* [WHAT TO PRODUCE]: Give every line again exactly as it appears, please, but not the pictures.

* [DATA SUPPLIED]:
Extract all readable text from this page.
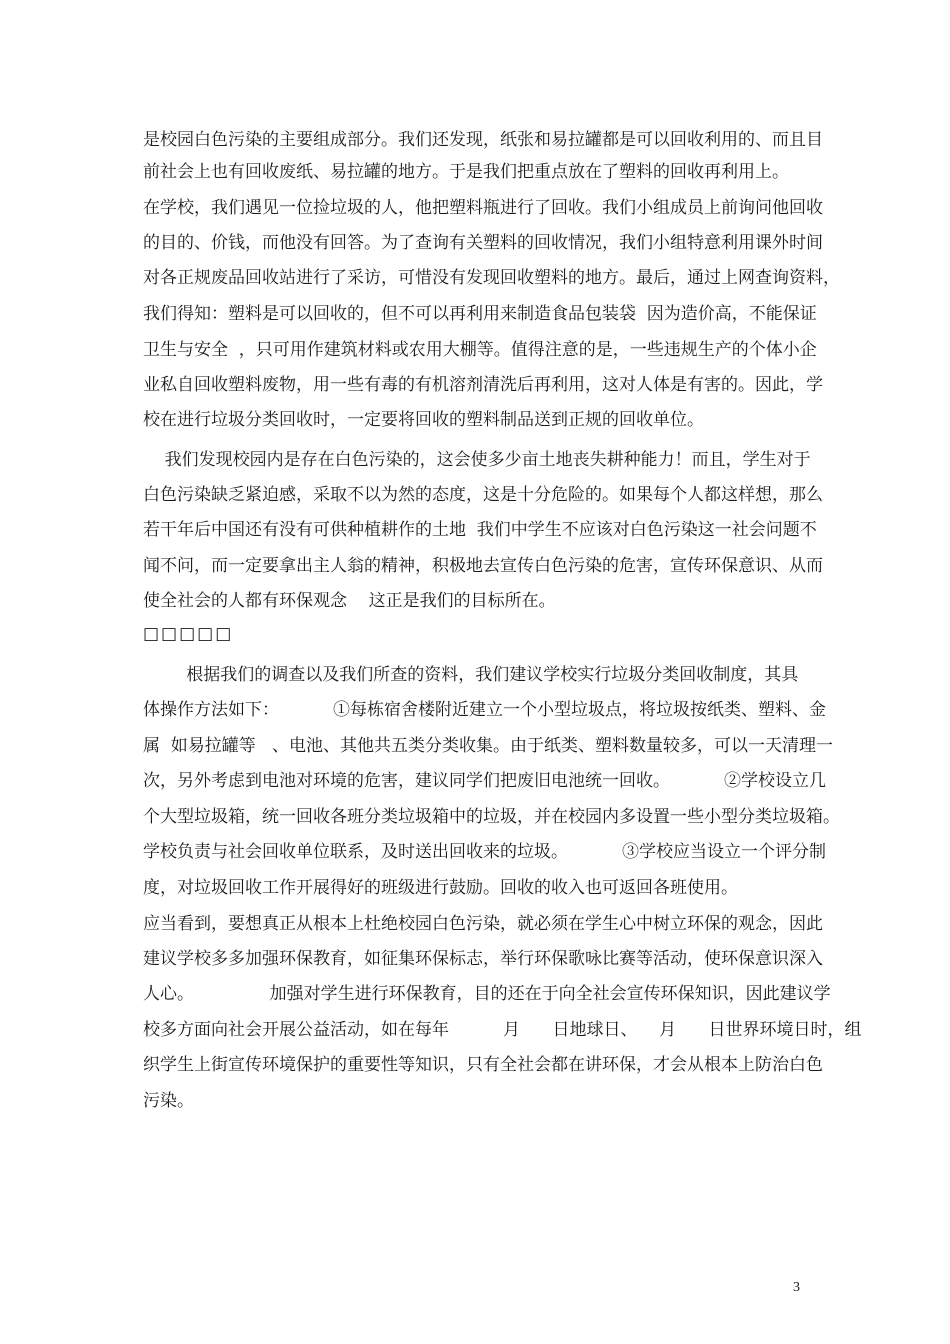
是校园白色污染的主要组成部分。我们还发现，纸张和易拉罐都是可以回收利用的、而且目

前社会上也有回收废纸、易拉罐的地方。于是我们把重点放在了塑料的回收再利用上。

在学校，我们遇见一位捡垃圾的人，他把塑料瓶进行了回收。我们小组成员上前询问他回收

的目的、价钱，而他没有回答。为了查询有关塑料的回收情况，我们小组特意利用课外时间

对各正规废品回收站进行了采访，可惜没有发现回收塑料的地方。最后，通过上网查询资料，

我们得知：塑料是可以回收的，但不可以再利用来制造食品包装袋  因为造价高，不能保证

卫生与安全  ，只可用作建筑材料或农用大棚等。值得注意的是，一些违规生产的个体小企

业私自回收塑料废物，用一些有毒的有机溶剂清洗后再利用，这对人体是有害的。因此，学

校在进行垃圾分类回收时，一定要将回收的塑料制品送到正规的回收单位。

我们发现校园内是存在白色污染的，这会使多少亩土地丧失耕种能力！而且，学生对于

白色污染缺乏紧迫感，采取不以为然的态度，这是十分危险的。如果每个人都这样想，那么

若干年后中国还有没有可供种植耕作的土地  我们中学生不应该对白色污染这一社会问题不

闻不问，而一定要拿出主人翁的精神，积极地去宣传白色污染的危害，宣传环保意识、从而

使全社会的人都有环保观念    这正是我们的目标所在。

□□□□□

根据我们的调查以及我们所查的资料，我们建议学校实行垃圾分类回收制度，其具

体操作方法如下：          ①每栋宿舍楼附近建立一个小型垃圾点，将垃圾按纸类、塑料、金

属  如易拉罐等   、电池、其他共五类分类收集。由于纸类、塑料数量较多，可以一天清理一

次，另外考虑到电池对环境的危害，建议同学们把废旧电池统一回收。          ②学校设立几

个大型垃圾箱，统一回收各班分类垃圾箱中的垃圾，并在校园内多设置一些小型分类垃圾箱。

学校负责与社会回收单位联系，及时送出回收来的垃圾。          ③学校应当设立一个评分制

度，对垃圾回收工作开展得好的班级进行鼓励。回收的收入也可返回各班使用。

应当看到，要想真正从根本上杜绝校园白色污染，就必须在学生心中树立环保的观念，因此

建议学校多多加强环保教育，如征集环保标志，举行环保歌咏比赛等活动，使环保意识深入

人心。              加强对学生进行环保教育，目的还在于向全社会宣传环保知识，因此建议学

校多方面向社会开展公益活动，如在每年          月      日地球日、    月      日世界环境日时，组

织学生上街宣传环境保护的重要性等知识，只有全社会都在讲环保，才会从根本上防治白色

污染。

3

* [OUTPUT]:
Extract all readable text from this page.
是校园白色污染的主要组成部分。我们还发现，纸张和易拉罐都是可以回收利用的、而且目

前社会上也有回收废纸、易拉罐的地方。于是我们把重点放在了塑料的回收再利用上。

在学校，我们遇见一位捡垃圾的人，他把塑料瓶进行了回收。我们小组成员上前询问他回收

的目的、价钱，而他没有回答。为了查询有关塑料的回收情况，我们小组特意利用课外时间

对各正规废品回收站进行了采访，可惜没有发现回收塑料的地方。最后，通过上网查询资料，

我们得知：塑料是可以回收的，但不可以再利用来制造食品包装袋  因为造价高，不能保证

卫生与安全  ，只可用作建筑材料或农用大棚等。值得注意的是，一些违规生产的个体小企

业私自回收塑料废物，用一些有毒的有机溶剂清洗后再利用，这对人体是有害的。因此，学

校在进行垃圾分类回收时，一定要将回收的塑料制品送到正规的回收单位。

我们发现校园内是存在白色污染的，这会使多少亩土地丧失耕种能力！而且，学生对于

白色污染缺乏紧迫感，采取不以为然的态度，这是十分危险的。如果每个人都这样想，那么

若干年后中国还有没有可供种植耕作的土地  我们中学生不应该对白色污染这一社会问题不

闻不问，而一定要拿出主人翁的精神，积极地去宣传白色污染的危害，宣传环保意识、从而

使全社会的人都有环保观念    这正是我们的目标所在。

□□□□□

根据我们的调查以及我们所查的资料，我们建议学校实行垃圾分类回收制度，其具

体操作方法如下：          ①每栋宿舍楼附近建立一个小型垃圾点，将垃圾按纸类、塑料、金

属  如易拉罐等   、电池、其他共五类分类收集。由于纸类、塑料数量较多，可以一天清理一

次，另外考虑到电池对环境的危害，建议同学们把废旧电池统一回收。          ②学校设立几

个大型垃圾箱，统一回收各班分类垃圾箱中的垃圾，并在校园内多设置一些小型分类垃圾箱。

学校负责与社会回收单位联系，及时送出回收来的垃圾。          ③学校应当设立一个评分制

度，对垃圾回收工作开展得好的班级进行鼓励。回收的收入也可返回各班使用。

应当看到，要想真正从根本上杜绝校园白色污染，就必须在学生心中树立环保的观念，因此

建议学校多多加强环保教育，如征集环保标志，举行环保歌咏比赛等活动，使环保意识深入

人心。              加强对学生进行环保教育，目的还在于向全社会宣传环保知识，因此建议学

校多方面向社会开展公益活动，如在每年          月      日地球日、    月      日世界环境日时，组

织学生上街宣传环境保护的重要性等知识，只有全社会都在讲环保，才会从根本上防治白色

污染。

3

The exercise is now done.